Task goal – Your task is to repeat the entries underneath exactly, minus the pictures.

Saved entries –
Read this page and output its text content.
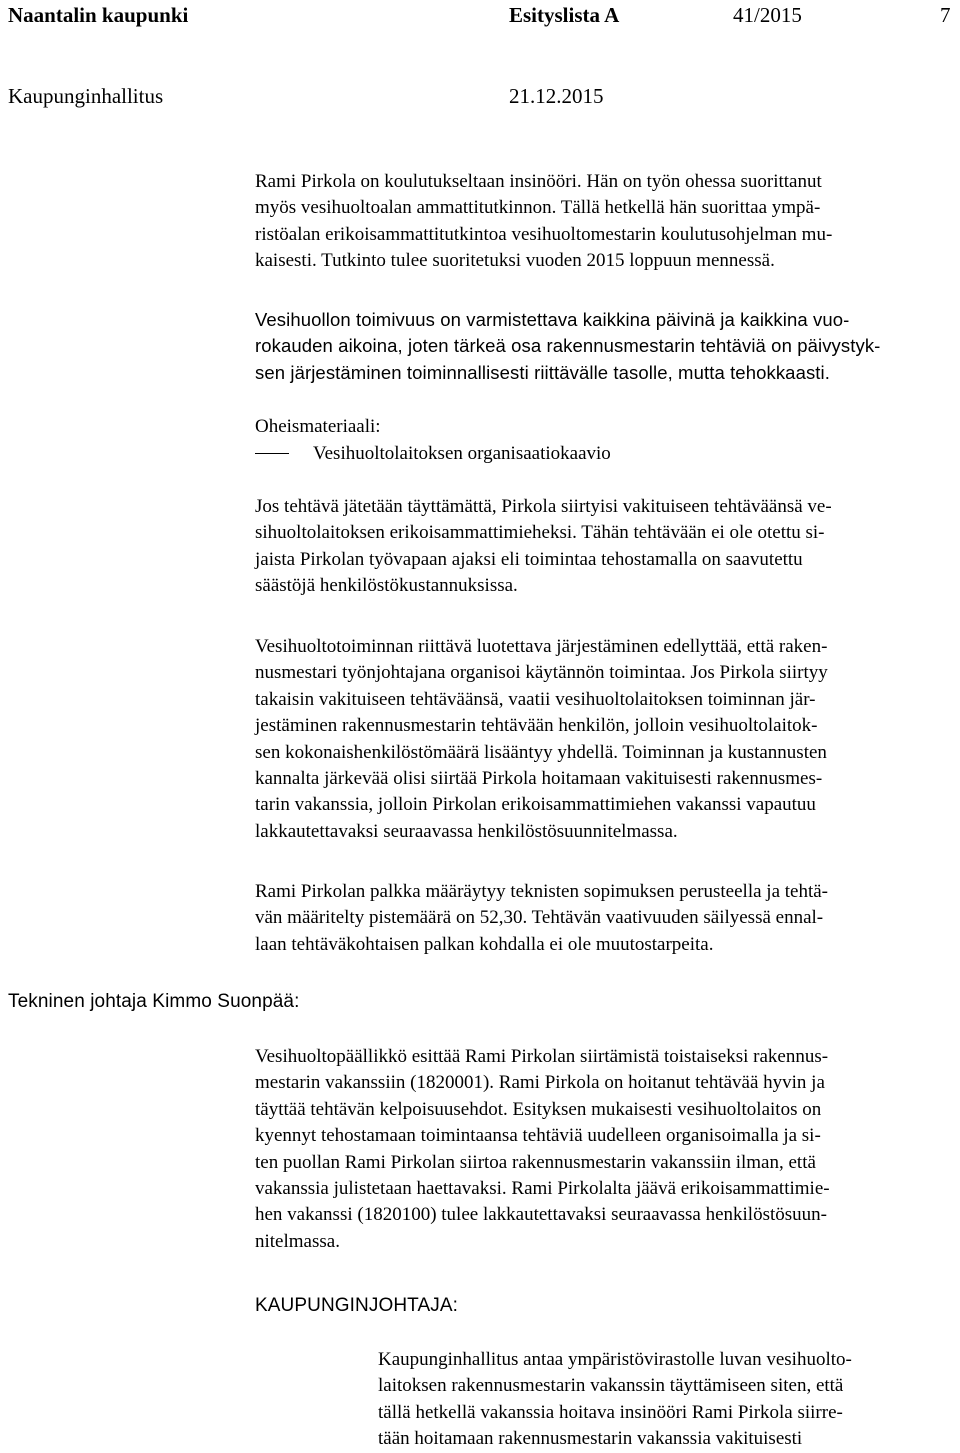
Naantalin kaupunki	Esityslista A	41/2015	7
Kaupunginhallitus	21.12.2015

Rami Pirkola on koulutukseltaan insinööri. Hän on työn ohessa suorittanut
myös vesihuoltoalan ammattitutkinnon. Tällä hetkellä hän suorittaa ympä-
ristöalan erikoisammattitutkintoa vesihuoltomestarin koulutusohjelman mu-
kaisesti. Tutkinto tulee suoritetuksi vuoden 2015 loppuun mennessä.

Vesihuollon toimivuus on varmistettava kaikkina päivinä ja kaikkina vuo-
rokauden aikoina, joten tärkeä osa rakennusmestarin tehtäviä on päivystyk-
sen järjestäminen toiminnallisesti riittävälle tasolle, mutta tehokkaasti.

Oheismateriaali:
Vesihuoltolaitoksen organisaatiokaavio

Jos tehtävä jätetään täyttämättä, Pirkola siirtyisi vakituiseen tehtäväänsä ve-
sihuoltolaitoksen erikoisammattimieheksi. Tähän tehtävään ei ole otettu si-
jaista Pirkolan työvapaan ajaksi eli toimintaa tehostamalla on saavutettu
säästöjä henkilöstökustannuksissa.

Vesihuoltotoiminnan riittävä luotettava järjestäminen edellyttää, että raken-
nusmestari työnjohtajana organisoi käytännön toimintaa. Jos Pirkola siirtyy
takaisin vakituiseen tehtäväänsä, vaatii vesihuoltolaitoksen toiminnan jär-
jestäminen rakennusmestarin tehtävään henkilön, jolloin vesihuoltolaitok-
sen kokonaishenkilöstömäärä lisääntyy yhdellä. Toiminnan ja kustannusten
kannalta järkevää olisi siirtää Pirkola hoitamaan vakituisesti rakennusmes-
tarin vakanssia, jolloin Pirkolan erikoisammattimiehen vakanssi vapautuu
lakkautettavaksi seuraavassa henkilöstösuunnitelmassa.

Rami Pirkolan palkka määräytyy teknisten sopimuksen perusteella ja tehtä-
vän määritelty pistemäärä on 52,30. Tehtävän vaativuuden säilyessä ennal-
laan tehtäväkohtaisen palkan kohdalla ei ole muutostarpeita.

Tekninen johtaja Kimmo Suonpää:

Vesihuoltopäällikkö esittää Rami Pirkolan siirtämistä toistaiseksi rakennus-
mestarin vakanssiin (1820001). Rami Pirkola on hoitanut tehtävää hyvin ja
täyttää tehtävän kelpoisuusehdot. Esityksen mukaisesti vesihuoltolaitos on
kyennyt tehostamaan toimintaansa tehtäviä uudelleen organisoimalla ja si-
ten puollan Rami Pirkolan siirtoa rakennusmestarin vakanssiin ilman, että
vakanssia julistetaan haettavaksi. Rami Pirkolalta jäävä erikoisammattimie-
hen vakanssi (1820100) tulee lakkautettavaksi seuraavassa henkilöstösuun-
nitelmassa.

KAUPUNGINJOHTAJA:
Kaupunginhallitus antaa ympäristövirastolle luvan vesihuolto-
laitoksen rakennusmestarin vakanssin täyttämiseen siten, että
tällä hetkellä vakanssia hoitava insinööri Rami Pirkola siirre-
tään hoitamaan rakennusmestarin vakanssia vakituisesti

Exercise response –
Read this page and output its text content.
Naantalin kaupunki	Esityslista A	41/2015	7
Kaupunginhallitus	21.12.2015

Rami Pirkola on koulutukseltaan insinööri. Hän on työn ohessa suorittanut
myös vesihuoltoalan ammattitutkinnon. Tällä hetkellä hän suorittaa ympä-
ristöalan erikoisammattitutkintoa vesihuoltomestarin koulutusohjelman mu-
kaisesti. Tutkinto tulee suoritetuksi vuoden 2015 loppuun mennessä.

Vesihuollon toimivuus on varmistettava kaikkina päivinä ja kaikkina vuo-
rokauden aikoina, joten tärkeä osa rakennusmestarin tehtäviä on päivystyk-
sen järjestäminen toiminnallisesti riittävälle tasolle, mutta tehokkaasti.

Oheismateriaali:
Vesihuoltolaitoksen organisaatiokaavio

Jos tehtävä jätetään täyttämättä, Pirkola siirtyisi vakituiseen tehtäväänsä ve-
sihuoltolaitoksen erikoisammattimieheksi. Tähän tehtävään ei ole otettu si-
jaista Pirkolan työvapaan ajaksi eli toimintaa tehostamalla on saavutettu
säästöjä henkilöstökustannuksissa.

Vesihuoltotoiminnan riittävä luotettava järjestäminen edellyttää, että raken-
nusmestari työnjohtajana organisoi käytännön toimintaa. Jos Pirkola siirtyy
takaisin vakituiseen tehtäväänsä, vaatii vesihuoltolaitoksen toiminnan jär-
jestäminen rakennusmestarin tehtävään henkilön, jolloin vesihuoltolaitok-
sen kokonaishenkilöstömäärä lisääntyy yhdellä. Toiminnan ja kustannusten
kannalta järkevää olisi siirtää Pirkola hoitamaan vakituisesti rakennusmes-
tarin vakanssia, jolloin Pirkolan erikoisammattimiehen vakanssi vapautuu
lakkautettavaksi seuraavassa henkilöstösuunnitelmassa.

Rami Pirkolan palkka määräytyy teknisten sopimuksen perusteella ja tehtä-
vän määritelty pistemäärä on 52,30. Tehtävän vaativuuden säilyessä ennal-
laan tehtäväkohtaisen palkan kohdalla ei ole muutostarpeita.

Tekninen johtaja Kimmo Suonpää:

Vesihuoltopäällikkö esittää Rami Pirkolan siirtämistä toistaiseksi rakennus-
mestarin vakanssiin (1820001). Rami Pirkola on hoitanut tehtävää hyvin ja
täyttää tehtävän kelpoisuusehdot. Esityksen mukaisesti vesihuoltolaitos on
kyennyt tehostamaan toimintaansa tehtäviä uudelleen organisoimalla ja si-
ten puollan Rami Pirkolan siirtoa rakennusmestarin vakanssiin ilman, että
vakanssia julistetaan haettavaksi. Rami Pirkolalta jäävä erikoisammattimie-
hen vakanssi (1820100) tulee lakkautettavaksi seuraavassa henkilöstösuun-
nitelmassa.

KAUPUNGINJOHTAJA:
Kaupunginhallitus antaa ympäristövirastolle luvan vesihuolto-
laitoksen rakennusmestarin vakanssin täyttämiseen siten, että
tällä hetkellä vakanssia hoitava insinööri Rami Pirkola siirre-
tään hoitamaan rakennusmestarin vakanssia vakituisesti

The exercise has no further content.